## WHAT IS ASKED
Repeat the material exactly as it appears.

[Figure record extracts]
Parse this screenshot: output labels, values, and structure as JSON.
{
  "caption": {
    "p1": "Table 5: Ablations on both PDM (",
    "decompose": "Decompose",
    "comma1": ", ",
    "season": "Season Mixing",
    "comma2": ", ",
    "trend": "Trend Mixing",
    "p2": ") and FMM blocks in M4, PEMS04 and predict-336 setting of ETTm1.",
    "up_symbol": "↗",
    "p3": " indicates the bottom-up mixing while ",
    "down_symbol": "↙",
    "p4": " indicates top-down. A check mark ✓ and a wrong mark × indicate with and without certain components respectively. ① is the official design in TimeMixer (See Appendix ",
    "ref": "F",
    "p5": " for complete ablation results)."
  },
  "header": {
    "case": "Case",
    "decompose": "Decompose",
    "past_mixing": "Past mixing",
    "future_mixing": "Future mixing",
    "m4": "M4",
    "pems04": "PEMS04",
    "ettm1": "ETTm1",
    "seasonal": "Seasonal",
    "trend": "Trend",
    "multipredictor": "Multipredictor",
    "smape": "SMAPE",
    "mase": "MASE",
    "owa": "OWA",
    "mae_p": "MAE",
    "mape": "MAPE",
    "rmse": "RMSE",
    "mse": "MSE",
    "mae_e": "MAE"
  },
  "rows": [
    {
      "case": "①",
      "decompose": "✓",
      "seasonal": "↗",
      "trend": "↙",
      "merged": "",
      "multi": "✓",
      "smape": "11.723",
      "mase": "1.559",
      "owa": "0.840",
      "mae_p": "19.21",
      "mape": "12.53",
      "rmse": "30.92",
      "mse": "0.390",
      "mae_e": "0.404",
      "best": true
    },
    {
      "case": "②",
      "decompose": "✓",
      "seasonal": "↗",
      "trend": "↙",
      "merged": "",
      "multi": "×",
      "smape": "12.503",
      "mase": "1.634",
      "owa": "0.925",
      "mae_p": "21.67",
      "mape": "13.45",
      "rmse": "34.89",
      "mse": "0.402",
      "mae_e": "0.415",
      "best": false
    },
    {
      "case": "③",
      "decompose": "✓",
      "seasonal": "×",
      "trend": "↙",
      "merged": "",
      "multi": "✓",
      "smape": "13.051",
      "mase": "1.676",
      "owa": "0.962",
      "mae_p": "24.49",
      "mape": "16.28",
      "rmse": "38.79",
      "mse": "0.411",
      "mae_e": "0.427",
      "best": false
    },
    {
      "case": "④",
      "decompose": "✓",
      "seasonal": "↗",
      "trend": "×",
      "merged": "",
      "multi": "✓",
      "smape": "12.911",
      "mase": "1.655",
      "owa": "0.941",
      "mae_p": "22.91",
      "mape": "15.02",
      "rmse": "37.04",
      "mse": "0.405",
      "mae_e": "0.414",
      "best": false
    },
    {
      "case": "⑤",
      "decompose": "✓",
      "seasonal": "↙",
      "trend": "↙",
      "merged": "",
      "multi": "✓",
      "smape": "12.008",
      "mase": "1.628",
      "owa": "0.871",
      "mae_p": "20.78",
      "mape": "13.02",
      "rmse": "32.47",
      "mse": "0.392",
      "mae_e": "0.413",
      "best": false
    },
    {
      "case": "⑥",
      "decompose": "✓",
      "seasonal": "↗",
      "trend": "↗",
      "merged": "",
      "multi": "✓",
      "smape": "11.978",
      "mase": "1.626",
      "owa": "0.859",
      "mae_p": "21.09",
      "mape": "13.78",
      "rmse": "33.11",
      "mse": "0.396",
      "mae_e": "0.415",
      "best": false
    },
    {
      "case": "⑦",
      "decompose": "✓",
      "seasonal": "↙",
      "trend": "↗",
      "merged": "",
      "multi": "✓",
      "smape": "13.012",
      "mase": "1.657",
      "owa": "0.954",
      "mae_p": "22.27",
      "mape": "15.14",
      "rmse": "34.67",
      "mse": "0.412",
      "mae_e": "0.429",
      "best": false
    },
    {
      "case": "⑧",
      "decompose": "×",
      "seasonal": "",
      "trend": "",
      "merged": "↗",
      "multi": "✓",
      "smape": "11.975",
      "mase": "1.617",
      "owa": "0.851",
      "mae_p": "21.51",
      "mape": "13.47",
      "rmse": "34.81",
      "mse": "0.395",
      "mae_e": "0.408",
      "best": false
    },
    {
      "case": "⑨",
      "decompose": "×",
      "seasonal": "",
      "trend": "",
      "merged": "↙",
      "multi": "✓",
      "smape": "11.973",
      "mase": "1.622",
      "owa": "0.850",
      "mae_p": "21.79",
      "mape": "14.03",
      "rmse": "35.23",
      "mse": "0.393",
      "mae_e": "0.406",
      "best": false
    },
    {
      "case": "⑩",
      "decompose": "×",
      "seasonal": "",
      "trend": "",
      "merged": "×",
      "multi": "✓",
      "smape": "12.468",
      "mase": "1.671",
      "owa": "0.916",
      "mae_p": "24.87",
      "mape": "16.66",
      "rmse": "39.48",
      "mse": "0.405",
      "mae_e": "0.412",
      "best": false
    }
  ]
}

## PROBLEM SOLUTION
Parse this screenshot: output labels, values, and structure as JSON.
{
  "caption": {
    "p1": "Table 5: Ablations on both PDM (",
    "decompose": "Decompose",
    "comma1": ", ",
    "season": "Season Mixing",
    "comma2": ", ",
    "trend": "Trend Mixing",
    "p2": ") and FMM blocks in M4, PEMS04 and predict-336 setting of ETTm1.",
    "up_symbol": "↗",
    "p3": " indicates the bottom-up mixing while ",
    "down_symbol": "↙",
    "p4": " indicates top-down. A check mark ✓ and a wrong mark × indicate with and without certain components respectively. ① is the official design in TimeMixer (See Appendix ",
    "ref": "F",
    "p5": " for complete ablation results)."
  },
  "header": {
    "case": "Case",
    "decompose": "Decompose",
    "past_mixing": "Past mixing",
    "future_mixing": "Future mixing",
    "m4": "M4",
    "pems04": "PEMS04",
    "ettm1": "ETTm1",
    "seasonal": "Seasonal",
    "trend": "Trend",
    "multipredictor": "Multipredictor",
    "smape": "SMAPE",
    "mase": "MASE",
    "owa": "OWA",
    "mae_p": "MAE",
    "mape": "MAPE",
    "rmse": "RMSE",
    "mse": "MSE",
    "mae_e": "MAE"
  },
  "rows": [
    {
      "case": "①",
      "decompose": "✓",
      "seasonal": "↗",
      "trend": "↙",
      "merged": "",
      "multi": "✓",
      "smape": "11.723",
      "mase": "1.559",
      "owa": "0.840",
      "mae_p": "19.21",
      "mape": "12.53",
      "rmse": "30.92",
      "mse": "0.390",
      "mae_e": "0.404",
      "best": true
    },
    {
      "case": "②",
      "decompose": "✓",
      "seasonal": "↗",
      "trend": "↙",
      "merged": "",
      "multi": "×",
      "smape": "12.503",
      "mase": "1.634",
      "owa": "0.925",
      "mae_p": "21.67",
      "mape": "13.45",
      "rmse": "34.89",
      "mse": "0.402",
      "mae_e": "0.415",
      "best": false
    },
    {
      "case": "③",
      "decompose": "✓",
      "seasonal": "×",
      "trend": "↙",
      "merged": "",
      "multi": "✓",
      "smape": "13.051",
      "mase": "1.676",
      "owa": "0.962",
      "mae_p": "24.49",
      "mape": "16.28",
      "rmse": "38.79",
      "mse": "0.411",
      "mae_e": "0.427",
      "best": false
    },
    {
      "case": "④",
      "decompose": "✓",
      "seasonal": "↗",
      "trend": "×",
      "merged": "",
      "multi": "✓",
      "smape": "12.911",
      "mase": "1.655",
      "owa": "0.941",
      "mae_p": "22.91",
      "mape": "15.02",
      "rmse": "37.04",
      "mse": "0.405",
      "mae_e": "0.414",
      "best": false
    },
    {
      "case": "⑤",
      "decompose": "✓",
      "seasonal": "↙",
      "trend": "↙",
      "merged": "",
      "multi": "✓",
      "smape": "12.008",
      "mase": "1.628",
      "owa": "0.871",
      "mae_p": "20.78",
      "mape": "13.02",
      "rmse": "32.47",
      "mse": "0.392",
      "mae_e": "0.413",
      "best": false
    },
    {
      "case": "⑥",
      "decompose": "✓",
      "seasonal": "↗",
      "trend": "↗",
      "merged": "",
      "multi": "✓",
      "smape": "11.978",
      "mase": "1.626",
      "owa": "0.859",
      "mae_p": "21.09",
      "mape": "13.78",
      "rmse": "33.11",
      "mse": "0.396",
      "mae_e": "0.415",
      "best": false
    },
    {
      "case": "⑦",
      "decompose": "✓",
      "seasonal": "↙",
      "trend": "↗",
      "merged": "",
      "multi": "✓",
      "smape": "13.012",
      "mase": "1.657",
      "owa": "0.954",
      "mae_p": "22.27",
      "mape": "15.14",
      "rmse": "34.67",
      "mse": "0.412",
      "mae_e": "0.429",
      "best": false
    },
    {
      "case": "⑧",
      "decompose": "×",
      "seasonal": "",
      "trend": "",
      "merged": "↗",
      "multi": "✓",
      "smape": "11.975",
      "mase": "1.617",
      "owa": "0.851",
      "mae_p": "21.51",
      "mape": "13.47",
      "rmse": "34.81",
      "mse": "0.395",
      "mae_e": "0.408",
      "best": false
    },
    {
      "case": "⑨",
      "decompose": "×",
      "seasonal": "",
      "trend": "",
      "merged": "↙",
      "multi": "✓",
      "smape": "11.973",
      "mase": "1.622",
      "owa": "0.850",
      "mae_p": "21.79",
      "mape": "14.03",
      "rmse": "35.23",
      "mse": "0.393",
      "mae_e": "0.406",
      "best": false
    },
    {
      "case": "⑩",
      "decompose": "×",
      "seasonal": "",
      "trend": "",
      "merged": "×",
      "multi": "✓",
      "smape": "12.468",
      "mase": "1.671",
      "owa": "0.916",
      "mae_p": "24.87",
      "mape": "16.66",
      "rmse": "39.48",
      "mse": "0.405",
      "mae_e": "0.412",
      "best": false
    }
  ]
}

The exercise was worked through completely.